### Exercise material

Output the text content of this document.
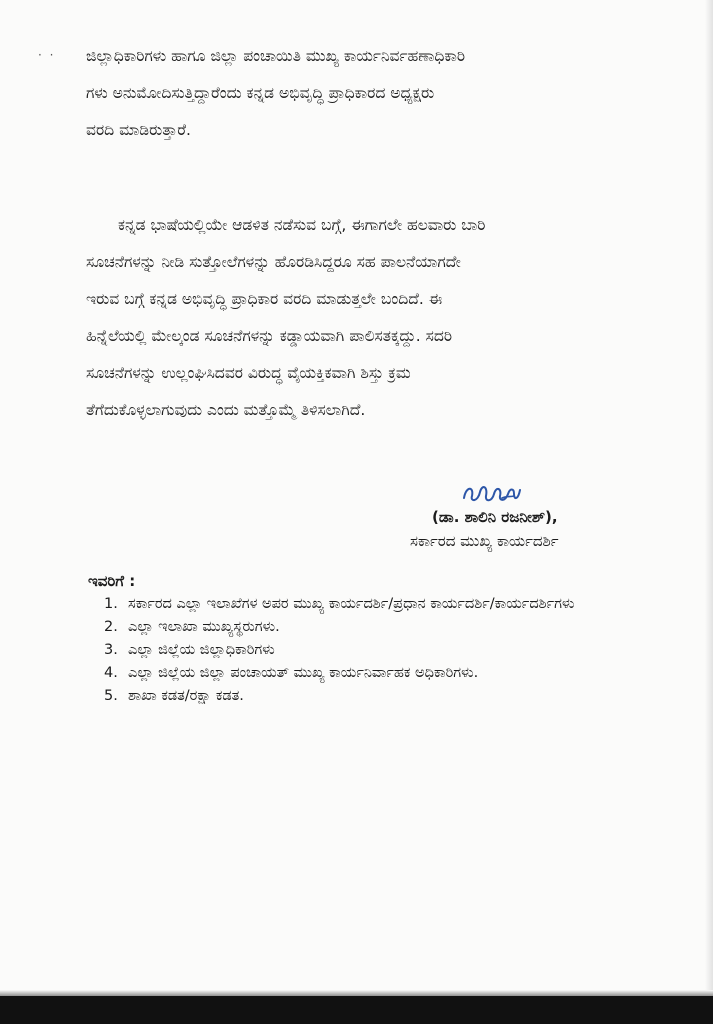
· · ಜಿಲ್ಲಾಧಿಕಾರಿಗಳು ಹಾಗೂ ಜಿಲ್ಲಾ ಪಂಚಾಯಿತಿ ಮುಖ್ಯ ಕಾರ್ಯನಿರ್ವಹಣಾಧಿಕಾರಿ
ಗಳು ಅನುಮೋದಿಸುತ್ತಿದ್ದಾರೆಂದು ಕನ್ನಡ ಅಭಿವೃದ್ಧಿ ಪ್ರಾಧಿಕಾರದ ಅಧ್ಯಕ್ಷರು
ವರದಿ ಮಾಡಿರುತ್ತಾರೆ.

ಕನ್ನಡ ಭಾಷೆಯಲ್ಲಿಯೇ ಆಡಳಿತ ನಡೆಸುವ ಬಗ್ಗೆ, ಈಗಾಗಲೇ ಹಲವಾರು ಬಾರಿ
ಸೂಚನೆಗಳನ್ನು ನೀಡಿ ಸುತ್ತೋಲೆಗಳನ್ನು ಹೊರಡಿಸಿದ್ದರೂ ಸಹ ಪಾಲನೆಯಾಗದೇ
ಇರುವ ಬಗ್ಗೆ ಕನ್ನಡ ಅಭಿವೃದ್ಧಿ ಪ್ರಾಧಿಕಾರ ವರದಿ ಮಾಡುತ್ತಲೇ ಬಂದಿದೆ. ಈ
ಹಿನ್ನೆಲೆಯಲ್ಲಿ ಮೇಲ್ಕಂಡ ಸೂಚನೆಗಳನ್ನು ಕಡ್ಡಾಯವಾಗಿ ಪಾಲಿಸತಕ್ಕದ್ದು. ಸದರಿ
ಸೂಚನೆಗಳನ್ನು ಉಲ್ಲಂಘಿಸಿದವರ ವಿರುದ್ಧ ವೈಯಕ್ತಿಕವಾಗಿ ಶಿಸ್ತು ಕ್ರಮ
ತೆಗೆದುಕೊಳ್ಳಲಾಗುವುದು ಎಂದು ಮತ್ತೊಮ್ಮೆ ತಿಳಿಸಲಾಗಿದೆ.

(ಡಾ. ಶಾಲಿನಿ ರಜನೀಶ್),
ಸರ್ಕಾರದ ಮುಖ್ಯ ಕಾರ್ಯದರ್ಶಿ
ಇವರಿಗೆ :
1. ಸರ್ಕಾರದ ಎಲ್ಲಾ ಇಲಾಖೆಗಳ ಅಪರ ಮುಖ್ಯ ಕಾರ್ಯದರ್ಶಿ/ಪ್ರಧಾನ ಕಾರ್ಯದರ್ಶಿ/ಕಾರ್ಯದರ್ಶಿಗಳು
2. ಎಲ್ಲಾ ಇಲಾಖಾ ಮುಖ್ಯಸ್ಥರುಗಳು.
3. ಎಲ್ಲಾ ಜಿಲ್ಲೆಯ ಜಿಲ್ಲಾಧಿಕಾರಿಗಳು
4. ಎಲ್ಲಾ ಜಿಲ್ಲೆಯ ಜಿಲ್ಲಾ ಪಂಚಾಯತ್ ಮುಖ್ಯ ಕಾರ್ಯನಿರ್ವಾಹಕ ಅಧಿಕಾರಿಗಳು.
5. ಶಾಖಾ ಕಡತ/ರಕ್ಷಾ ಕಡತ.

### What the task asks
Copy the listing in full and without alteration, omitting every picture.

### The result
Output the text content of this document.
· · ಜಿಲ್ಲಾಧಿಕಾರಿಗಳು ಹಾಗೂ ಜಿಲ್ಲಾ ಪಂಚಾಯಿತಿ ಮುಖ್ಯ ಕಾರ್ಯನಿರ್ವಹಣಾಧಿಕಾರಿ
ಗಳು ಅನುಮೋದಿಸುತ್ತಿದ್ದಾರೆಂದು ಕನ್ನಡ ಅಭಿವೃದ್ಧಿ ಪ್ರಾಧಿಕಾರದ ಅಧ್ಯಕ್ಷರು
ವರದಿ ಮಾಡಿರುತ್ತಾರೆ.

ಕನ್ನಡ ಭಾಷೆಯಲ್ಲಿಯೇ ಆಡಳಿತ ನಡೆಸುವ ಬಗ್ಗೆ, ಈಗಾಗಲೇ ಹಲವಾರು ಬಾರಿ
ಸೂಚನೆಗಳನ್ನು ನೀಡಿ ಸುತ್ತೋಲೆಗಳನ್ನು ಹೊರಡಿಸಿದ್ದರೂ ಸಹ ಪಾಲನೆಯಾಗದೇ
ಇರುವ ಬಗ್ಗೆ ಕನ್ನಡ ಅಭಿವೃದ್ಧಿ ಪ್ರಾಧಿಕಾರ ವರದಿ ಮಾಡುತ್ತಲೇ ಬಂದಿದೆ. ಈ
ಹಿನ್ನೆಲೆಯಲ್ಲಿ ಮೇಲ್ಕಂಡ ಸೂಚನೆಗಳನ್ನು ಕಡ್ಡಾಯವಾಗಿ ಪಾಲಿಸತಕ್ಕದ್ದು. ಸದರಿ
ಸೂಚನೆಗಳನ್ನು ಉಲ್ಲಂಘಿಸಿದವರ ವಿರುದ್ಧ ವೈಯಕ್ತಿಕವಾಗಿ ಶಿಸ್ತು ಕ್ರಮ
ತೆಗೆದುಕೊಳ್ಳಲಾಗುವುದು ಎಂದು ಮತ್ತೊಮ್ಮೆ ತಿಳಿಸಲಾಗಿದೆ.

(ಡಾ. ಶಾಲಿನಿ ರಜನೀಶ್),
ಸರ್ಕಾರದ ಮುಖ್ಯ ಕಾರ್ಯದರ್ಶಿ
ಇವರಿಗೆ :
1. ಸರ್ಕಾರದ ಎಲ್ಲಾ ಇಲಾಖೆಗಳ ಅಪರ ಮುಖ್ಯ ಕಾರ್ಯದರ್ಶಿ/ಪ್ರಧಾನ ಕಾರ್ಯದರ್ಶಿ/ಕಾರ್ಯದರ್ಶಿಗಳು
2. ಎಲ್ಲಾ ಇಲಾಖಾ ಮುಖ್ಯಸ್ಥರುಗಳು.
3. ಎಲ್ಲಾ ಜಿಲ್ಲೆಯ ಜಿಲ್ಲಾಧಿಕಾರಿಗಳು
4. ಎಲ್ಲಾ ಜಿಲ್ಲೆಯ ಜಿಲ್ಲಾ ಪಂಚಾಯತ್ ಮುಖ್ಯ ಕಾರ್ಯನಿರ್ವಾಹಕ ಅಧಿಕಾರಿಗಳು.
5. ಶಾಖಾ ಕಡತ/ರಕ್ಷಾ ಕಡತ.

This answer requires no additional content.